• [AVAILABLE RECORDS]

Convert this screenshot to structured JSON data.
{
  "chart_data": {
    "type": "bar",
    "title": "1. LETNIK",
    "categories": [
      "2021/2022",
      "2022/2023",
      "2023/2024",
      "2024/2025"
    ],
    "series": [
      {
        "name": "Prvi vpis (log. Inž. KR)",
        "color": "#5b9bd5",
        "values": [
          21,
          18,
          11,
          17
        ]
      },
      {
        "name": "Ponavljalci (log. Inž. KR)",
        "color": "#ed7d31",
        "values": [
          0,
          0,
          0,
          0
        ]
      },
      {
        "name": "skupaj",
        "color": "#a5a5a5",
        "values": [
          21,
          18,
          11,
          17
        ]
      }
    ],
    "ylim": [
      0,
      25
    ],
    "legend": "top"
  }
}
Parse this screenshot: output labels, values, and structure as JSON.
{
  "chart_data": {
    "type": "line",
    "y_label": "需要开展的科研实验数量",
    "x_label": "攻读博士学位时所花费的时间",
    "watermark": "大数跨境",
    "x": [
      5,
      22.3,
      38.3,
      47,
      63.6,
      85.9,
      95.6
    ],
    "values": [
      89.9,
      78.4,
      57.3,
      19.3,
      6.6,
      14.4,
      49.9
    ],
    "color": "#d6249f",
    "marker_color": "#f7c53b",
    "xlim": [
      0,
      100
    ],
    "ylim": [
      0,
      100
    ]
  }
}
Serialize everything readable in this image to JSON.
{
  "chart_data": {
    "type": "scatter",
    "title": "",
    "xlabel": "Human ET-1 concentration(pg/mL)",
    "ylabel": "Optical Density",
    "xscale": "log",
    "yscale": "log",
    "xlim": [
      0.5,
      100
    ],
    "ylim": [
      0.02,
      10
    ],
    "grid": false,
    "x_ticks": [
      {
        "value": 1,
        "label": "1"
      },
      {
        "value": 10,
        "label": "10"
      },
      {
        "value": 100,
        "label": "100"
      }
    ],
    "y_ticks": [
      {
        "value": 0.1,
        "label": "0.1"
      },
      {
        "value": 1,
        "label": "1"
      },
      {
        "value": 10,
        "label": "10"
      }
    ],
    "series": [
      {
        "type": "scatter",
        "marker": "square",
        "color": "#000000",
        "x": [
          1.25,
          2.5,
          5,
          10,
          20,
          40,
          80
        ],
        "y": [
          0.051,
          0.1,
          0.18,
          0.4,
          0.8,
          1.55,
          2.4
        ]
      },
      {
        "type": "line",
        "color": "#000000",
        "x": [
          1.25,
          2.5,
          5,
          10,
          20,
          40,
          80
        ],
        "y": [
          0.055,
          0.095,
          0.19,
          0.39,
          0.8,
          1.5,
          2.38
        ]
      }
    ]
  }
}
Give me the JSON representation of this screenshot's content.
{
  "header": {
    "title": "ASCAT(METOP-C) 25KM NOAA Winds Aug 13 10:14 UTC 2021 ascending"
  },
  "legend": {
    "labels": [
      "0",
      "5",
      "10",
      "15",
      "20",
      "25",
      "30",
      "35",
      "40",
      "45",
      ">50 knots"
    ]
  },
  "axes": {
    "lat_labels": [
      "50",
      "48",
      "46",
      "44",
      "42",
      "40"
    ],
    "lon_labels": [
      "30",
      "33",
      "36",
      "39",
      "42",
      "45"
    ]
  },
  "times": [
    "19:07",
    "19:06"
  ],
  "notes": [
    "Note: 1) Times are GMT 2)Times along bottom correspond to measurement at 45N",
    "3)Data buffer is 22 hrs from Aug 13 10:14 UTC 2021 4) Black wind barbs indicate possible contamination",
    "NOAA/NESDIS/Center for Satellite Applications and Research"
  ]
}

• [INSTRUCTIONS FOR THE TASK]
Give every line of the material again, exactly as it reads.

• [EXERCISE SOLUTION]
Convert this screenshot to structured JSON data.
{
  "chart_data": {
    "type": "bar",
    "title": "1. LETNIK",
    "categories": [
      "2021/2022",
      "2022/2023",
      "2023/2024",
      "2024/2025"
    ],
    "series": [
      {
        "name": "Prvi vpis (log. Inž. KR)",
        "color": "#5b9bd5",
        "values": [
          21,
          18,
          11,
          17
        ]
      },
      {
        "name": "Ponavljalci (log. Inž. KR)",
        "color": "#ed7d31",
        "values": [
          0,
          0,
          0,
          0
        ]
      },
      {
        "name": "skupaj",
        "color": "#a5a5a5",
        "values": [
          21,
          18,
          11,
          17
        ]
      }
    ],
    "ylim": [
      0,
      25
    ],
    "legend": "top"
  }
}
Parse this screenshot: output labels, values, and structure as JSON.
{
  "chart_data": {
    "type": "line",
    "y_label": "需要开展的科研实验数量",
    "x_label": "攻读博士学位时所花费的时间",
    "watermark": "大数跨境",
    "x": [
      5,
      22.3,
      38.3,
      47,
      63.6,
      85.9,
      95.6
    ],
    "values": [
      89.9,
      78.4,
      57.3,
      19.3,
      6.6,
      14.4,
      49.9
    ],
    "color": "#d6249f",
    "marker_color": "#f7c53b",
    "xlim": [
      0,
      100
    ],
    "ylim": [
      0,
      100
    ]
  }
}
Serialize everything readable in this image to JSON.
{
  "chart_data": {
    "type": "scatter",
    "title": "",
    "xlabel": "Human ET-1 concentration(pg/mL)",
    "ylabel": "Optical Density",
    "xscale": "log",
    "yscale": "log",
    "xlim": [
      0.5,
      100
    ],
    "ylim": [
      0.02,
      10
    ],
    "grid": false,
    "x_ticks": [
      {
        "value": 1,
        "label": "1"
      },
      {
        "value": 10,
        "label": "10"
      },
      {
        "value": 100,
        "label": "100"
      }
    ],
    "y_ticks": [
      {
        "value": 0.1,
        "label": "0.1"
      },
      {
        "value": 1,
        "label": "1"
      },
      {
        "value": 10,
        "label": "10"
      }
    ],
    "series": [
      {
        "type": "scatter",
        "marker": "square",
        "color": "#000000",
        "x": [
          1.25,
          2.5,
          5,
          10,
          20,
          40,
          80
        ],
        "y": [
          0.051,
          0.1,
          0.18,
          0.4,
          0.8,
          1.55,
          2.4
        ]
      },
      {
        "type": "line",
        "color": "#000000",
        "x": [
          1.25,
          2.5,
          5,
          10,
          20,
          40,
          80
        ],
        "y": [
          0.055,
          0.095,
          0.19,
          0.39,
          0.8,
          1.5,
          2.38
        ]
      }
    ]
  }
}
Give me the JSON representation of this screenshot's content.
{
  "header": {
    "title": "ASCAT(METOP-C) 25KM NOAA Winds Aug 13 10:14 UTC 2021 ascending"
  },
  "legend": {
    "labels": [
      "0",
      "5",
      "10",
      "15",
      "20",
      "25",
      "30",
      "35",
      "40",
      "45",
      ">50 knots"
    ]
  },
  "axes": {
    "lat_labels": [
      "50",
      "48",
      "46",
      "44",
      "42",
      "40"
    ],
    "lon_labels": [
      "30",
      "33",
      "36",
      "39",
      "42",
      "45"
    ]
  },
  "times": [
    "19:07",
    "19:06"
  ],
  "notes": [
    "Note: 1) Times are GMT 2)Times along bottom correspond to measurement at 45N",
    "3)Data buffer is 22 hrs from Aug 13 10:14 UTC 2021 4) Black wind barbs indicate possible contamination",
    "NOAA/NESDIS/Center for Satellite Applications and Research"
  ]
}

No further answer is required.